:: TO DO ::
Pick out each line below containing "Brennan".

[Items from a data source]
+ + + + +

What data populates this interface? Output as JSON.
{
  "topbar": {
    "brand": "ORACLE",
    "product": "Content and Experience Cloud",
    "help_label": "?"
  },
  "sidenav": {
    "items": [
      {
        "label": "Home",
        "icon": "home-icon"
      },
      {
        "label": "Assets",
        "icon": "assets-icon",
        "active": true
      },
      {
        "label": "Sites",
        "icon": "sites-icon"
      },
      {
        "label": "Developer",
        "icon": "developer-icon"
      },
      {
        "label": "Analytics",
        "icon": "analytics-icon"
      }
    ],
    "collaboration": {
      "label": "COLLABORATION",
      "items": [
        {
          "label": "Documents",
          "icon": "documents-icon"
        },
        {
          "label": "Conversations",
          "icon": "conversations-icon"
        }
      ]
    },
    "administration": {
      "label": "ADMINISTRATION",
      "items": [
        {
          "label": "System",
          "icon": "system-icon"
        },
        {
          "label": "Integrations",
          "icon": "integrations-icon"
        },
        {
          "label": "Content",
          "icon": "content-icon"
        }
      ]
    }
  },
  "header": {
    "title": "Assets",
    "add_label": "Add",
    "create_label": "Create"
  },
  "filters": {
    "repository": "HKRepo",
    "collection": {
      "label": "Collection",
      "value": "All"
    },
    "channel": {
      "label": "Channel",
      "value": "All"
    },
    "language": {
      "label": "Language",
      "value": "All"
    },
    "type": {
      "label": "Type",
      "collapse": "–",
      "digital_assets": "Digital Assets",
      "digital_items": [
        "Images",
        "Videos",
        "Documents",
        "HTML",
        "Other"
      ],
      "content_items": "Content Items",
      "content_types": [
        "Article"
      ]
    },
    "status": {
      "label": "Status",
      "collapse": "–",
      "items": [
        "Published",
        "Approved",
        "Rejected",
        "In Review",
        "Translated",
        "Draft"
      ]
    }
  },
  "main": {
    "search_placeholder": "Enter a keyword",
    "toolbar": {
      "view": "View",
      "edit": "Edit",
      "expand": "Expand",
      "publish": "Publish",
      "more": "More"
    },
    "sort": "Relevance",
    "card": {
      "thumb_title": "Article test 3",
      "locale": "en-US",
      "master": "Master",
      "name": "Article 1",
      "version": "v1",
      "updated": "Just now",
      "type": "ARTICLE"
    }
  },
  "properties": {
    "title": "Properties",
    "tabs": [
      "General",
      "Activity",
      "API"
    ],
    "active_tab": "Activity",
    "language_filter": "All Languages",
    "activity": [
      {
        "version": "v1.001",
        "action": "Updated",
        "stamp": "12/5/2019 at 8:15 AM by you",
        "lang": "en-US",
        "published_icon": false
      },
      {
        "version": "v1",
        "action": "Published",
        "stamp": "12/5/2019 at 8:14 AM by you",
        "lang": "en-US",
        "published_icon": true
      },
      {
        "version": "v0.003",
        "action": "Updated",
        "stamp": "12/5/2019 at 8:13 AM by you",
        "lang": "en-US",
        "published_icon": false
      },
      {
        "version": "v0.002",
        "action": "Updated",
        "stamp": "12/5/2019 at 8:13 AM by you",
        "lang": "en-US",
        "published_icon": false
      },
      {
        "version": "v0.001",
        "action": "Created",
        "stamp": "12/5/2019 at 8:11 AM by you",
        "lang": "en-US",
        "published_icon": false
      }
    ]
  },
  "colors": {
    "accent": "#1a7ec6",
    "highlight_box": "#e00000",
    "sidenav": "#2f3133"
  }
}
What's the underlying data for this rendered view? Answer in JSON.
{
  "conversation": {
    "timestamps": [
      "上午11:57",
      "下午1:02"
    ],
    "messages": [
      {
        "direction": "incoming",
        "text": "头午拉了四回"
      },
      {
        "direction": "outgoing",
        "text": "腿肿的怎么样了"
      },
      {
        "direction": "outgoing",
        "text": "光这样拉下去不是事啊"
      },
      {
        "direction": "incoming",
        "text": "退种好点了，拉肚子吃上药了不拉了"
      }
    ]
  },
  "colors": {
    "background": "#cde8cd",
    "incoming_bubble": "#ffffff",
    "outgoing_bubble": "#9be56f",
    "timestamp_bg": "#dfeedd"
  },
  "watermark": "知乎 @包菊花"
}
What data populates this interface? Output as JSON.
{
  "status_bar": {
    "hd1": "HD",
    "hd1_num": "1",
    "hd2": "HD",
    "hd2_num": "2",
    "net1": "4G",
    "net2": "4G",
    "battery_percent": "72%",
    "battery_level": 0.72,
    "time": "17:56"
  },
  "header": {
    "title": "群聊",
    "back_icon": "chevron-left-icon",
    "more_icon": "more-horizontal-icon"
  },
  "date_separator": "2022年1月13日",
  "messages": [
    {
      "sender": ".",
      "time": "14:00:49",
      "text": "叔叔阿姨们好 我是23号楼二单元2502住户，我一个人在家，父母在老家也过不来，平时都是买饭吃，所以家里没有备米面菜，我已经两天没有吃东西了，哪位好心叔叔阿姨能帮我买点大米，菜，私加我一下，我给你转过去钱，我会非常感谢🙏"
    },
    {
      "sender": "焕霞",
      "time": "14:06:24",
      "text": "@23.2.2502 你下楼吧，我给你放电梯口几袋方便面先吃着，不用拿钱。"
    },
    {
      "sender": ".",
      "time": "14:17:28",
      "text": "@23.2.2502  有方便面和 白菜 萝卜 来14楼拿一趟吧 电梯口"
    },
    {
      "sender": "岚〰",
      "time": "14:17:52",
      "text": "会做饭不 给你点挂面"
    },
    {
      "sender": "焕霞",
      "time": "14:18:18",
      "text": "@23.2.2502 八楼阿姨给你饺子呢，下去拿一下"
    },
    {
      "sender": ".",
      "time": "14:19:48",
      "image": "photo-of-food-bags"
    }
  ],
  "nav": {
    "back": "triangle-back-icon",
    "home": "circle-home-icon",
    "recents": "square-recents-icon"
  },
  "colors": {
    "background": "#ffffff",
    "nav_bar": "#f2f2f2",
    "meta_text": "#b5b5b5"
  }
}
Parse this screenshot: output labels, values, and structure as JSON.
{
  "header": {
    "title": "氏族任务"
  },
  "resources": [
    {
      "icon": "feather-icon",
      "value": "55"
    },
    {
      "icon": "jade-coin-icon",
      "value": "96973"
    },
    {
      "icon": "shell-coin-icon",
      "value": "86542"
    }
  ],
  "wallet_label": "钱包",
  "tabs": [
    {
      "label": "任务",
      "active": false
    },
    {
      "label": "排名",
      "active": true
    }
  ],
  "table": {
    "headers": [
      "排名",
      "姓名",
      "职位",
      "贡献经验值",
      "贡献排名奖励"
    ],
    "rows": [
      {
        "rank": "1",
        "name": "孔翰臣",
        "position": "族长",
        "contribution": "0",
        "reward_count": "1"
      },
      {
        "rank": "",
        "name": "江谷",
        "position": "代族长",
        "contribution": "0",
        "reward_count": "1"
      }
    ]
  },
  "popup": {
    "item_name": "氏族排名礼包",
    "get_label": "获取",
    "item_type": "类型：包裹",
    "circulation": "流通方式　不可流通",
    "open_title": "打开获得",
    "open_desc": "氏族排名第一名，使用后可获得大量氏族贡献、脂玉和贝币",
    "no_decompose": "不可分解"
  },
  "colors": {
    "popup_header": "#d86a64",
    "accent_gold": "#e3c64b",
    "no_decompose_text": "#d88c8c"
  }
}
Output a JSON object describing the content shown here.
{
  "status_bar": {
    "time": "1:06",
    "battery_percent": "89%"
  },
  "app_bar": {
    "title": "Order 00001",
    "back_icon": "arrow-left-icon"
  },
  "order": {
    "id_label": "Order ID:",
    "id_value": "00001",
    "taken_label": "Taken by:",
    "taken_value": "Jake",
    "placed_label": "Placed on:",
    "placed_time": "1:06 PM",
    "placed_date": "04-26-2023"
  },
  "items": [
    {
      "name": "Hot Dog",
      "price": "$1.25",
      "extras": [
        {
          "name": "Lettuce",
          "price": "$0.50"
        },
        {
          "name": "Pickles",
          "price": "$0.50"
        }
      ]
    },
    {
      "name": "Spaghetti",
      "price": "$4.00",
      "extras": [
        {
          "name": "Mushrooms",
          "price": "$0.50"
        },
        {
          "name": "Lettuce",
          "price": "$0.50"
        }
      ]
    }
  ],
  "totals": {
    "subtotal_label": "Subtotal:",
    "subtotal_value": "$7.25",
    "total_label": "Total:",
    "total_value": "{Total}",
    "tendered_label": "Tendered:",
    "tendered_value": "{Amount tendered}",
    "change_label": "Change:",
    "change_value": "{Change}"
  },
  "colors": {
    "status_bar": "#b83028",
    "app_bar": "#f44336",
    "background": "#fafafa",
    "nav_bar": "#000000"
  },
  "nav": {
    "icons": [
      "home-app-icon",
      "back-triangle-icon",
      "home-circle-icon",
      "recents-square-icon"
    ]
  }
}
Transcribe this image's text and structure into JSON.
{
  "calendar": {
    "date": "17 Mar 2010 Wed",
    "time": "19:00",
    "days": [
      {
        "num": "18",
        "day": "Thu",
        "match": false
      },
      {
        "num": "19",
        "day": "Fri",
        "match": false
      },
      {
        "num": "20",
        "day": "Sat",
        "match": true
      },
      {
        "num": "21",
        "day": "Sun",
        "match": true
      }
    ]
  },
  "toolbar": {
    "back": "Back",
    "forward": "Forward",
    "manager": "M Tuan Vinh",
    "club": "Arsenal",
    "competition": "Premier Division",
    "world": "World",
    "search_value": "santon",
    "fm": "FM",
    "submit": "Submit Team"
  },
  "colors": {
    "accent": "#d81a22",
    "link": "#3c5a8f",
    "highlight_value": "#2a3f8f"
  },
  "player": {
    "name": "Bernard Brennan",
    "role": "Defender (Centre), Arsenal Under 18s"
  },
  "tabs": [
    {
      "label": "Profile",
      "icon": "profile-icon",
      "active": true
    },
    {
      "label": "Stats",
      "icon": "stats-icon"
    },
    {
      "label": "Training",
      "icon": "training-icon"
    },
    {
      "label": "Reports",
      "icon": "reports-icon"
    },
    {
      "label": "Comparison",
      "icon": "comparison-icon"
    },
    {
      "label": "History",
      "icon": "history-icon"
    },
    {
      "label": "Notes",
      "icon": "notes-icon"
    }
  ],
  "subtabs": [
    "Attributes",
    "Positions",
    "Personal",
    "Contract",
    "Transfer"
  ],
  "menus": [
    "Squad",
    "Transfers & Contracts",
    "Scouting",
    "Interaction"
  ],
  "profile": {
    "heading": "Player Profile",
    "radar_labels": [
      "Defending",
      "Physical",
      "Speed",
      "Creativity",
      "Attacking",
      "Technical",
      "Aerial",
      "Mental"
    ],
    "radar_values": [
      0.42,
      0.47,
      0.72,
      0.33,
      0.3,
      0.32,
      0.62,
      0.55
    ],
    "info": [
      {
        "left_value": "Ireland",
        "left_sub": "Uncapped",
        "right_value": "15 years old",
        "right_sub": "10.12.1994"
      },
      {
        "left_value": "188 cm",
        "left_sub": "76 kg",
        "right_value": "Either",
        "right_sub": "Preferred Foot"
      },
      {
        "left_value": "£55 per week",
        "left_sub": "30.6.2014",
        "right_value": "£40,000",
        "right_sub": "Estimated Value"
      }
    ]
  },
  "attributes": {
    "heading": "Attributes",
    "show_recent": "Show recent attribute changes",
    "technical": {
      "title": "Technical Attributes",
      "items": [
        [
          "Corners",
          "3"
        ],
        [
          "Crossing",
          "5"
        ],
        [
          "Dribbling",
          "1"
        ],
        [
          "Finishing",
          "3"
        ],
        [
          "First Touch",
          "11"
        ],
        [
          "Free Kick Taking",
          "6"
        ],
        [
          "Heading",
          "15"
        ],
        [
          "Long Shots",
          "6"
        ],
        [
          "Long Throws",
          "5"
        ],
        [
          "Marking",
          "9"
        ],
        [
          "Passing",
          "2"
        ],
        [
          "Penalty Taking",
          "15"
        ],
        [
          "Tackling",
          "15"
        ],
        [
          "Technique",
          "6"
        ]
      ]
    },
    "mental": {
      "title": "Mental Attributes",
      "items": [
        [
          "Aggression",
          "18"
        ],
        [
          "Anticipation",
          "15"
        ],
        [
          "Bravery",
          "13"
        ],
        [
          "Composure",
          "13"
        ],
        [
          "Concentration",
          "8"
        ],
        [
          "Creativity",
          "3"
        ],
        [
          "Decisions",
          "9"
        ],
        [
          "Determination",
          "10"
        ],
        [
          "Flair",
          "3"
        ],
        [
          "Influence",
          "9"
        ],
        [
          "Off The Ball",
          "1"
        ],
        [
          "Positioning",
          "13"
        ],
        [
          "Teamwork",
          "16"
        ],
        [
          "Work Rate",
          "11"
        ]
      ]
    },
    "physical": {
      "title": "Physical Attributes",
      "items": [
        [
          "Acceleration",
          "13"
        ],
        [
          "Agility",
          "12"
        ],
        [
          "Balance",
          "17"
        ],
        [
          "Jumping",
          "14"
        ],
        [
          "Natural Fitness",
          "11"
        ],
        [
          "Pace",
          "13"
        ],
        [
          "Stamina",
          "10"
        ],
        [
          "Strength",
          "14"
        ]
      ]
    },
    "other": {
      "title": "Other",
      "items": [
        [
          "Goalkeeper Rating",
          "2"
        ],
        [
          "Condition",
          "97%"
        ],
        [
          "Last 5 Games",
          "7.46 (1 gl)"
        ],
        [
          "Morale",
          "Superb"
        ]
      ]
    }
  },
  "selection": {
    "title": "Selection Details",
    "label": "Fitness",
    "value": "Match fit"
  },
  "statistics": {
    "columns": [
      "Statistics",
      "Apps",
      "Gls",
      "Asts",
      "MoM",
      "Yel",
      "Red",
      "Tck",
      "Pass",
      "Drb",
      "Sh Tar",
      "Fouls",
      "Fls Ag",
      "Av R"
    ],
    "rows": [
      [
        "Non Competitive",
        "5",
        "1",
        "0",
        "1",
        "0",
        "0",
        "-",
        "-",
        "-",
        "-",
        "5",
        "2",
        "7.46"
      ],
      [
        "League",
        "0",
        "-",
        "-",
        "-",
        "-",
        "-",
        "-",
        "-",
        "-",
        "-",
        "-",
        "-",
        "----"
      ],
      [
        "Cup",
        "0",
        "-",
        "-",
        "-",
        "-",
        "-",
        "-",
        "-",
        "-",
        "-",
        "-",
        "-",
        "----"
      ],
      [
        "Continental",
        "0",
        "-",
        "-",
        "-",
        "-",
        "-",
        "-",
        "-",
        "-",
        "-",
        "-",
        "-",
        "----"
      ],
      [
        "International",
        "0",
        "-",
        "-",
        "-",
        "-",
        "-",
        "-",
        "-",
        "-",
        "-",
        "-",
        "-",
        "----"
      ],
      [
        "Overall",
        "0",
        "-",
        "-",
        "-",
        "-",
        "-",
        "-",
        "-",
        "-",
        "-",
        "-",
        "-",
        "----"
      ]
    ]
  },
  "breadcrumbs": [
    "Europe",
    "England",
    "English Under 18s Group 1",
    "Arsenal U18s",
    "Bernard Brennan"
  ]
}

+ + + + +

:: ANSWER TO THE TASK ::
    "name": "Bernard Brennan",
    "Bernard Brennan"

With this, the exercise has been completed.